> [LISTED RECORDS]:
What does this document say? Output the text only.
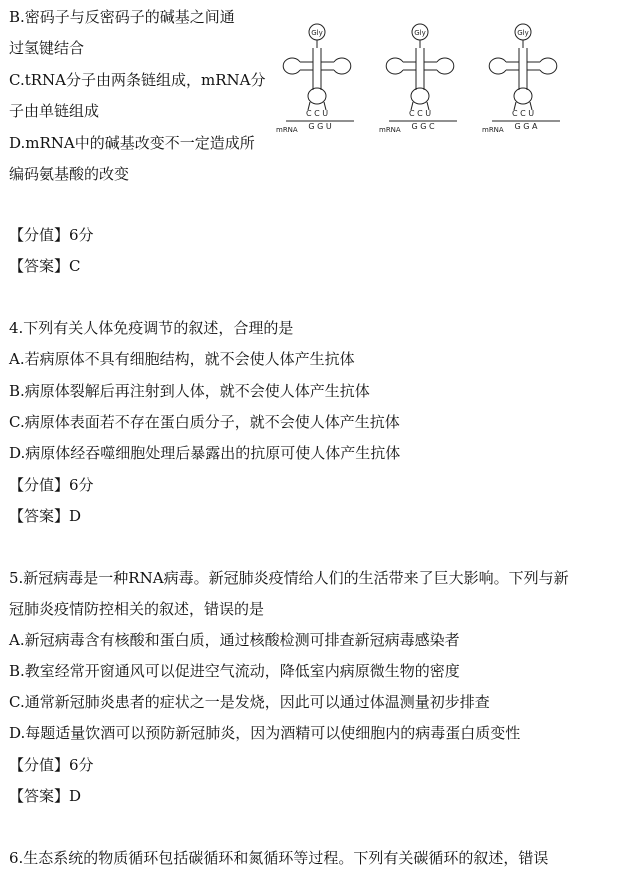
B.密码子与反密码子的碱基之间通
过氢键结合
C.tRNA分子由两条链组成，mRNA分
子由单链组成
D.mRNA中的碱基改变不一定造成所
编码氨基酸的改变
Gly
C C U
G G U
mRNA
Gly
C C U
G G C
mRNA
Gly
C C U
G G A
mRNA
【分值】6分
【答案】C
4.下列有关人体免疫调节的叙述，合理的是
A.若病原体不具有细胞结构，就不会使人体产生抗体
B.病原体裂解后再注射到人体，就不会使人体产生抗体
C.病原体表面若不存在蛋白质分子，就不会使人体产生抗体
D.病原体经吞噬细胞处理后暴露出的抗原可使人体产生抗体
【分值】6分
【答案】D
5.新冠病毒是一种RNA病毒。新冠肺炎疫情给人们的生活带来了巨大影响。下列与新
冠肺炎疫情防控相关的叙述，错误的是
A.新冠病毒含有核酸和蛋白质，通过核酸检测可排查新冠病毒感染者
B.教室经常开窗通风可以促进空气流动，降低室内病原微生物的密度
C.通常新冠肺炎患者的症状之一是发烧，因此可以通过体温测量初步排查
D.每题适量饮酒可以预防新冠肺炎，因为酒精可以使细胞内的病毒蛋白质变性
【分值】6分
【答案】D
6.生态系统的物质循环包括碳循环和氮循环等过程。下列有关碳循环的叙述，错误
* * *
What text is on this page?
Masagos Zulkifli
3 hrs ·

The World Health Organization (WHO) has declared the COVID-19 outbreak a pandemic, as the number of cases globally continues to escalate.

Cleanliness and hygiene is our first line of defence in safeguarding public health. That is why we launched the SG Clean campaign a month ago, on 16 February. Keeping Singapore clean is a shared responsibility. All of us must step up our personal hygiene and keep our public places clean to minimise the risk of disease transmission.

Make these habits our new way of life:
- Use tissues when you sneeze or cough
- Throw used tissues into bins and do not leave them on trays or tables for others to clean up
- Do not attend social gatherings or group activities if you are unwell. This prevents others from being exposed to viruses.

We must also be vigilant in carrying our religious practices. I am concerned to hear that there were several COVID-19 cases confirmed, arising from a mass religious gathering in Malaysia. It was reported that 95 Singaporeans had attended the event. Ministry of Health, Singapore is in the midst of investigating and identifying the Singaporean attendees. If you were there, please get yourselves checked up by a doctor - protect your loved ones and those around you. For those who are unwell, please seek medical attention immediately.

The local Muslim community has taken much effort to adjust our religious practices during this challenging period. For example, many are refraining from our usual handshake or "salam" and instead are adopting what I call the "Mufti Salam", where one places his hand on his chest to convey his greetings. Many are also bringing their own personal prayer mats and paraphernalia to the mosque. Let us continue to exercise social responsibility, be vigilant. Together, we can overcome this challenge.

> [WHAT YOU NEED TO DO]: Throughout the data above, report every line that contains the string "social".

> [SOLUTION TO THIS PROBLEM]:
- Do not attend social gatherings or group activities if you are unwell. This prevents others from being exposed to viruses.
The local Muslim community has taken much effort to adjust our religious practices during this challenging period. For example, many are refraining from our usual handshake or "salam" and instead are adopting what I call the "Mufti Salam", where one places his hand on his chest to convey his greetings. Many are also bringing their own personal prayer mats and paraphernalia to the mosque. Let us continue to exercise social responsibility, be vigilant. Together, we can overcome this challenge.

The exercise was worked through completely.